Dataset items
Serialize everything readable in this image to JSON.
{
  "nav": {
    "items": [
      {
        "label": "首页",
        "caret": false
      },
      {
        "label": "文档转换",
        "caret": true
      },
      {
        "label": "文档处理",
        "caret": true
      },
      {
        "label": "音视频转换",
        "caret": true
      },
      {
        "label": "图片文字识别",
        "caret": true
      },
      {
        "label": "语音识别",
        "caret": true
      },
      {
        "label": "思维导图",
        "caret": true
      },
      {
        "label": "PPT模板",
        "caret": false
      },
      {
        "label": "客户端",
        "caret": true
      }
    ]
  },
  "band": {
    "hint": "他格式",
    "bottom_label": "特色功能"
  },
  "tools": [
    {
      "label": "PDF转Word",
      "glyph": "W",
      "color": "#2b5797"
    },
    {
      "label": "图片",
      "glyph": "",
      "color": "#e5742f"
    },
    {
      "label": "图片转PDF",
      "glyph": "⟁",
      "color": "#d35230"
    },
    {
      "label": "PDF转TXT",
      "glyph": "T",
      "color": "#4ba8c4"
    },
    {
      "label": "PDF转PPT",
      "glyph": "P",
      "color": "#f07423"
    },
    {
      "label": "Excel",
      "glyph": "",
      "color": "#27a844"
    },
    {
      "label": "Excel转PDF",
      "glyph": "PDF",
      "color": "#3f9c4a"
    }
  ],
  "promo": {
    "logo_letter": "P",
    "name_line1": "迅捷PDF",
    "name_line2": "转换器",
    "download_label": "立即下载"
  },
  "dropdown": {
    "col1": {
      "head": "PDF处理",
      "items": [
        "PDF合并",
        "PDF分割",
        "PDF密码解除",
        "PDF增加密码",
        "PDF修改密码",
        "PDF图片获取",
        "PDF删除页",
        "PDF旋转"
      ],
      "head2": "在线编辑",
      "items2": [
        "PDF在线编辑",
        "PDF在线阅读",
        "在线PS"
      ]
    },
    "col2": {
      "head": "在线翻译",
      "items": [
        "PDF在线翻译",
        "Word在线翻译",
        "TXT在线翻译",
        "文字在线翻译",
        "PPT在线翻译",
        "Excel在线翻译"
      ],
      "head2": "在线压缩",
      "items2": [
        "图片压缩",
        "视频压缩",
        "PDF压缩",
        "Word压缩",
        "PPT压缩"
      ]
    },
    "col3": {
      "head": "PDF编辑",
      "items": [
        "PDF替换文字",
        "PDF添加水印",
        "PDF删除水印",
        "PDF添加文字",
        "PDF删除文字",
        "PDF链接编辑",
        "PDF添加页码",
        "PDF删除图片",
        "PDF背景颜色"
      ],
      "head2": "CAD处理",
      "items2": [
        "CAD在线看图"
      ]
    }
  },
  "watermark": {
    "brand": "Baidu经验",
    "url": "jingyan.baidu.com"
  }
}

#### Directive:
Each record above should be restated word for word.

#### Response to the task:
Serialize everything readable in this image to JSON.
{
  "nav": {
    "items": [
      {
        "label": "首页",
        "caret": false
      },
      {
        "label": "文档转换",
        "caret": true
      },
      {
        "label": "文档处理",
        "caret": true
      },
      {
        "label": "音视频转换",
        "caret": true
      },
      {
        "label": "图片文字识别",
        "caret": true
      },
      {
        "label": "语音识别",
        "caret": true
      },
      {
        "label": "思维导图",
        "caret": true
      },
      {
        "label": "PPT模板",
        "caret": false
      },
      {
        "label": "客户端",
        "caret": true
      }
    ]
  },
  "band": {
    "hint": "他格式",
    "bottom_label": "特色功能"
  },
  "tools": [
    {
      "label": "PDF转Word",
      "glyph": "W",
      "color": "#2b5797"
    },
    {
      "label": "图片",
      "glyph": "",
      "color": "#e5742f"
    },
    {
      "label": "图片转PDF",
      "glyph": "⟁",
      "color": "#d35230"
    },
    {
      "label": "PDF转TXT",
      "glyph": "T",
      "color": "#4ba8c4"
    },
    {
      "label": "PDF转PPT",
      "glyph": "P",
      "color": "#f07423"
    },
    {
      "label": "Excel",
      "glyph": "",
      "color": "#27a844"
    },
    {
      "label": "Excel转PDF",
      "glyph": "PDF",
      "color": "#3f9c4a"
    }
  ],
  "promo": {
    "logo_letter": "P",
    "name_line1": "迅捷PDF",
    "name_line2": "转换器",
    "download_label": "立即下载"
  },
  "dropdown": {
    "col1": {
      "head": "PDF处理",
      "items": [
        "PDF合并",
        "PDF分割",
        "PDF密码解除",
        "PDF增加密码",
        "PDF修改密码",
        "PDF图片获取",
        "PDF删除页",
        "PDF旋转"
      ],
      "head2": "在线编辑",
      "items2": [
        "PDF在线编辑",
        "PDF在线阅读",
        "在线PS"
      ]
    },
    "col2": {
      "head": "在线翻译",
      "items": [
        "PDF在线翻译",
        "Word在线翻译",
        "TXT在线翻译",
        "文字在线翻译",
        "PPT在线翻译",
        "Excel在线翻译"
      ],
      "head2": "在线压缩",
      "items2": [
        "图片压缩",
        "视频压缩",
        "PDF压缩",
        "Word压缩",
        "PPT压缩"
      ]
    },
    "col3": {
      "head": "PDF编辑",
      "items": [
        "PDF替换文字",
        "PDF添加水印",
        "PDF删除水印",
        "PDF添加文字",
        "PDF删除文字",
        "PDF链接编辑",
        "PDF添加页码",
        "PDF删除图片",
        "PDF背景颜色"
      ],
      "head2": "CAD处理",
      "items2": [
        "CAD在线看图"
      ]
    }
  },
  "watermark": {
    "brand": "Baidu经验",
    "url": "jingyan.baidu.com"
  }
}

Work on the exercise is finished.